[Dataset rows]
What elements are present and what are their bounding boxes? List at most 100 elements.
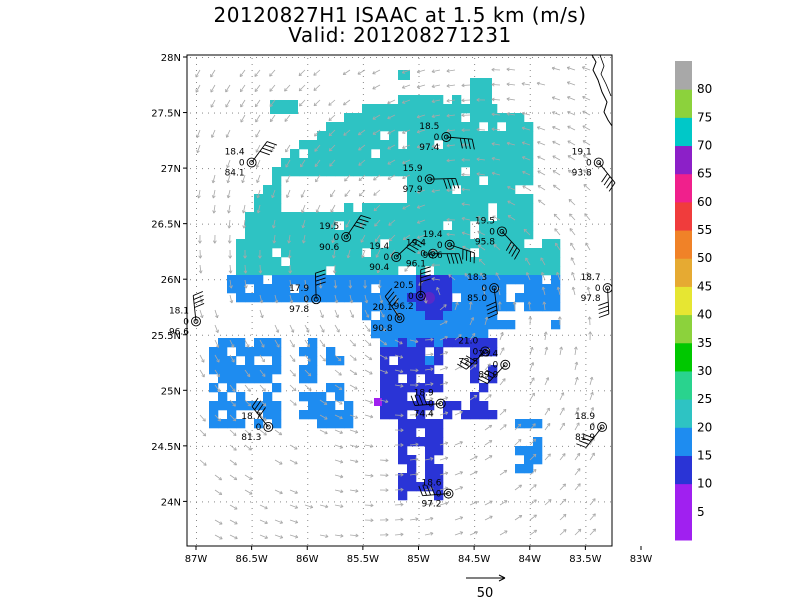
obs-speed-label: 18.9 xyxy=(575,412,595,422)
obs-zero-label: 0 xyxy=(493,361,499,371)
lat-tick-label: 28N xyxy=(161,53,181,64)
obs-pressure-label: 81.3 xyxy=(241,433,261,443)
colorbar-segment xyxy=(675,455,692,485)
colorbar-label: 45 xyxy=(697,279,712,293)
obs-pressure-label: 72.5 xyxy=(458,357,478,367)
obs-speed-label: 19.5 xyxy=(475,216,495,226)
obs-zero-label: 0 xyxy=(256,423,262,433)
obs-pressure-label: 93.8 xyxy=(572,169,592,179)
obs-speed-label: 18.7 xyxy=(581,273,601,283)
colorbar-segment xyxy=(675,314,692,344)
colorbar-segment xyxy=(675,173,692,203)
obs-speed-label: 18.9 xyxy=(414,389,434,399)
obs-speed-label: 19.4 xyxy=(369,242,389,252)
lon-tick-label: 85W xyxy=(407,554,430,565)
obs-speed-label: 23.4 xyxy=(478,350,498,360)
colorbar-segment xyxy=(675,427,692,456)
obs-speed-label: 20.1 xyxy=(373,303,393,313)
latitude-axis: 28N 27.5N 27N 26.5N 26N 25.5N 25N 24.5N 24N xyxy=(151,53,187,508)
lat-tick-label: 26.5N xyxy=(151,220,181,231)
obs-speed-label: 18.6 xyxy=(421,479,441,489)
colorbar-label: 35 xyxy=(697,336,712,350)
obs-speed-label: 17.9 xyxy=(289,284,309,294)
colorbar-segment xyxy=(675,286,692,316)
colorbar-label: 25 xyxy=(697,392,712,406)
obs-pressure-label: 97.8 xyxy=(581,294,601,304)
lon-tick-label: 83.5W xyxy=(569,554,601,565)
obs-zero-label: 0 xyxy=(420,250,426,260)
obs-pressure-label: 90.6 xyxy=(319,243,339,253)
wind-speed-field xyxy=(209,70,561,501)
colorbar-label: 30 xyxy=(697,364,712,378)
plot-frame xyxy=(186,54,613,547)
plot-area: 18.5097.418.4084.119.1093.815.9097.919.5… xyxy=(169,54,616,547)
lat-tick-label: 25N xyxy=(161,386,181,397)
obs-speed-label: 21.0 xyxy=(458,336,478,346)
observation-station: 23.4089.0 xyxy=(477,350,511,384)
obs-zero-label: 0 xyxy=(437,241,443,251)
obs-zero-label: 0 xyxy=(434,133,440,143)
colorbar-segment xyxy=(675,89,692,118)
colorbar-segment xyxy=(675,61,692,90)
obs-pressure-label: 90.4 xyxy=(369,263,389,273)
obs-pressure-label: 85.0 xyxy=(467,294,487,304)
observation-station: 18.6097.2 xyxy=(418,479,454,510)
colorbar-segment xyxy=(675,342,692,372)
colorbar-label: 50 xyxy=(697,251,712,265)
obs-speed-label: 15.9 xyxy=(403,164,423,174)
colorbar-label: 55 xyxy=(697,223,712,237)
obs-pressure-label: 97.8 xyxy=(289,305,309,315)
coastline xyxy=(591,55,612,127)
obs-pressure-label: 96.2 xyxy=(394,302,414,312)
obs-zero-label: 0 xyxy=(473,347,479,357)
lat-tick-label: 27.5N xyxy=(151,109,181,120)
obs-zero-label: 0 xyxy=(387,314,393,324)
lon-tick-label: 86.5W xyxy=(236,554,268,565)
valid-time: Valid: 201208271231 xyxy=(288,23,512,47)
obs-speed-label: 19.4 xyxy=(406,239,426,249)
colorbar-label: 10 xyxy=(697,477,712,491)
obs-pressure-label: 97.9 xyxy=(403,185,423,195)
colorbar-label: 15 xyxy=(697,448,712,462)
lon-tick-label: 84.5W xyxy=(458,554,490,565)
observation-station: 18.9074.4 xyxy=(410,389,446,420)
colorbar-segment xyxy=(675,370,692,400)
obs-zero-label: 0 xyxy=(408,292,414,302)
obs-speed-label: 18.4 xyxy=(225,148,245,158)
lat-tick-label: 26N xyxy=(161,275,181,286)
colorbar-label: 5 xyxy=(697,505,705,519)
obs-zero-label: 0 xyxy=(384,253,390,263)
colorbar-segment xyxy=(675,258,692,287)
obs-zero-label: 0 xyxy=(589,423,595,433)
colorbar-segment xyxy=(675,511,692,541)
obs-speed-label: 18.1 xyxy=(169,306,189,316)
reference-vector-label: 50 xyxy=(477,586,494,600)
colorbar-label: 65 xyxy=(697,167,712,181)
obs-pressure-label: 90.8 xyxy=(373,324,393,334)
obs-zero-label: 0 xyxy=(489,227,495,237)
obs-speed-label: 19.5 xyxy=(319,222,339,232)
colorbar-segment xyxy=(675,145,692,175)
lat-tick-label: 24N xyxy=(161,497,181,508)
obs-zero-label: 0 xyxy=(239,159,245,169)
lon-tick-label: 85.5W xyxy=(347,554,379,565)
obs-pressure-label: 95.8 xyxy=(475,237,495,247)
lon-tick-label: 84W xyxy=(518,554,541,565)
colorbar-label: 60 xyxy=(697,195,712,209)
obs-zero-label: 0 xyxy=(417,175,423,185)
observations: 18.5097.418.4084.119.1093.815.9097.919.5… xyxy=(169,122,616,510)
wind-vectors xyxy=(195,66,596,540)
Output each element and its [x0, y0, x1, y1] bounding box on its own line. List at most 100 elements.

- _STATED EXERCISE_: Write out every line of the records above word for word, leaving out the pictures.

- _SOLUTION FOR THIS EXERCISE_:
What elements are present and what are their bounding boxes? List at most 100 elements.
obs-speed-label: 18.9 xyxy=(575,412,595,422)
obs-zero-label: 0 xyxy=(493,361,499,371)
lat-tick-label: 28N xyxy=(161,53,181,64)
obs-pressure-label: 81.3 xyxy=(241,433,261,443)
colorbar-segment xyxy=(675,455,692,485)
colorbar-label: 45 xyxy=(697,279,712,293)
obs-pressure-label: 72.5 xyxy=(458,357,478,367)
obs-speed-label: 19.5 xyxy=(475,216,495,226)
obs-zero-label: 0 xyxy=(256,423,262,433)
obs-pressure-label: 93.8 xyxy=(572,169,592,179)
obs-speed-label: 18.7 xyxy=(581,273,601,283)
colorbar-segment xyxy=(675,314,692,344)
colorbar-segment xyxy=(675,173,692,203)
obs-speed-label: 18.9 xyxy=(414,389,434,399)
obs-speed-label: 19.4 xyxy=(369,242,389,252)
lon-tick-label: 85W xyxy=(407,554,430,565)
obs-speed-label: 23.4 xyxy=(478,350,498,360)
colorbar-segment xyxy=(675,427,692,456)
obs-speed-label: 20.1 xyxy=(373,303,393,313)
latitude-axis: 28N 27.5N 27N 26.5N 26N 25.5N 25N 24.5N 24N xyxy=(151,53,187,508)
lat-tick-label: 26.5N xyxy=(151,220,181,231)
obs-speed-label: 18.6 xyxy=(421,479,441,489)
colorbar-label: 35 xyxy=(697,336,712,350)
obs-speed-label: 17.9 xyxy=(289,284,309,294)
colorbar-segment xyxy=(675,286,692,316)
colorbar-label: 25 xyxy=(697,392,712,406)
obs-pressure-label: 97.8 xyxy=(581,294,601,304)
lon-tick-label: 83.5W xyxy=(569,554,601,565)
obs-zero-label: 0 xyxy=(420,250,426,260)
obs-pressure-label: 90.6 xyxy=(319,243,339,253)
wind-speed-field xyxy=(209,70,561,501)
colorbar-label: 30 xyxy=(697,364,712,378)
plot-frame xyxy=(186,54,613,547)
plot-area: 18.5097.418.4084.119.1093.815.9097.919.5… xyxy=(169,54,616,547)
lat-tick-label: 25N xyxy=(161,386,181,397)
obs-speed-label: 21.0 xyxy=(458,336,478,346)
observation-station: 23.4089.0 xyxy=(477,350,511,384)
obs-zero-label: 0 xyxy=(437,241,443,251)
obs-zero-label: 0 xyxy=(434,133,440,143)
colorbar-segment xyxy=(675,89,692,118)
colorbar-segment xyxy=(675,61,692,90)
obs-pressure-label: 90.4 xyxy=(369,263,389,273)
obs-pressure-label: 85.0 xyxy=(467,294,487,304)
observation-station: 18.6097.2 xyxy=(418,479,454,510)
colorbar-segment xyxy=(675,342,692,372)
colorbar-label: 50 xyxy=(697,251,712,265)
obs-speed-label: 15.9 xyxy=(403,164,423,174)
colorbar-label: 55 xyxy=(697,223,712,237)
obs-pressure-label: 97.8 xyxy=(289,305,309,315)
coastline xyxy=(591,55,612,127)
obs-pressure-label: 96.2 xyxy=(394,302,414,312)
obs-zero-label: 0 xyxy=(473,347,479,357)
lat-tick-label: 27.5N xyxy=(151,109,181,120)
obs-zero-label: 0 xyxy=(387,314,393,324)
lon-tick-label: 86.5W xyxy=(236,554,268,565)
valid-time: Valid: 201208271231 xyxy=(288,23,512,47)
obs-speed-label: 19.4 xyxy=(406,239,426,249)
colorbar-label: 10 xyxy=(697,477,712,491)
obs-pressure-label: 97.9 xyxy=(403,185,423,195)
colorbar-label: 15 xyxy=(697,448,712,462)
lon-tick-label: 84.5W xyxy=(458,554,490,565)
observation-station: 18.9074.4 xyxy=(410,389,446,420)
colorbar-segment xyxy=(675,370,692,400)
obs-zero-label: 0 xyxy=(408,292,414,302)
obs-speed-label: 18.4 xyxy=(225,148,245,158)
lat-tick-label: 26N xyxy=(161,275,181,286)
colorbar-label: 5 xyxy=(697,505,705,519)
obs-zero-label: 0 xyxy=(384,253,390,263)
colorbar-segment xyxy=(675,258,692,287)
obs-zero-label: 0 xyxy=(589,423,595,433)
colorbar-segment xyxy=(675,511,692,541)
obs-speed-label: 18.1 xyxy=(169,306,189,316)
reference-vector-label: 50 xyxy=(477,586,494,600)
colorbar-label: 65 xyxy=(697,167,712,181)
obs-pressure-label: 90.8 xyxy=(373,324,393,334)
obs-zero-label: 0 xyxy=(489,227,495,237)
obs-speed-label: 19.5 xyxy=(319,222,339,232)
colorbar-segment xyxy=(675,145,692,175)
lat-tick-label: 24N xyxy=(161,497,181,508)
obs-zero-label: 0 xyxy=(239,159,245,169)
lon-tick-label: 85.5W xyxy=(347,554,379,565)
obs-pressure-label: 95.8 xyxy=(475,237,495,247)
lon-tick-label: 84W xyxy=(518,554,541,565)
colorbar-label: 60 xyxy=(697,195,712,209)
obs-zero-label: 0 xyxy=(417,175,423,185)
observations: 18.5097.418.4084.119.1093.815.9097.919.5… xyxy=(169,122,616,510)
wind-vectors xyxy=(195,66,596,540)
Output each element and its [x0, y0, x1, y1] bounding box on its own line. List at most 100 elements.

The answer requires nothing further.